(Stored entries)

[START]

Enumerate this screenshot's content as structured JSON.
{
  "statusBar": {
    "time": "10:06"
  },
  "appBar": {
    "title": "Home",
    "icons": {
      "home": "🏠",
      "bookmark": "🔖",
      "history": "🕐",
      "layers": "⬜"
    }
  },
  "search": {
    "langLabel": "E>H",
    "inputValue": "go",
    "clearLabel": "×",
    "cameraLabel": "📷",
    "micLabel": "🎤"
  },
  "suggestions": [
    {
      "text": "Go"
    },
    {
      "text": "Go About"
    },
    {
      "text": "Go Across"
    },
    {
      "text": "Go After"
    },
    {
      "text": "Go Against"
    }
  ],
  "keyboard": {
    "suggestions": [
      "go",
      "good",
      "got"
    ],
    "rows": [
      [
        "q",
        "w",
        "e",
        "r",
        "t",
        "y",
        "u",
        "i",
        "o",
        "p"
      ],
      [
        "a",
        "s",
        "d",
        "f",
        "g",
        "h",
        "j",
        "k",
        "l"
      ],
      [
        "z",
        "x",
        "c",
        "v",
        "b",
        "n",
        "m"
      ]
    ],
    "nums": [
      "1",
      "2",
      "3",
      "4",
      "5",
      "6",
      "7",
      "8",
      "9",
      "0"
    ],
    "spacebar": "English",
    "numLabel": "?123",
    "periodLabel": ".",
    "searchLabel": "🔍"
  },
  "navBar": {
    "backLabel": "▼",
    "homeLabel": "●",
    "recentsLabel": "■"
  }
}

[END]

:: What to do ::
Pull every line containing the word "text" out of the material.

:: Answer to the exercise ::
      "text": "Go"
      "text": "Go About"
      "text": "Go Across"
      "text": "Go After"
      "text": "Go Against"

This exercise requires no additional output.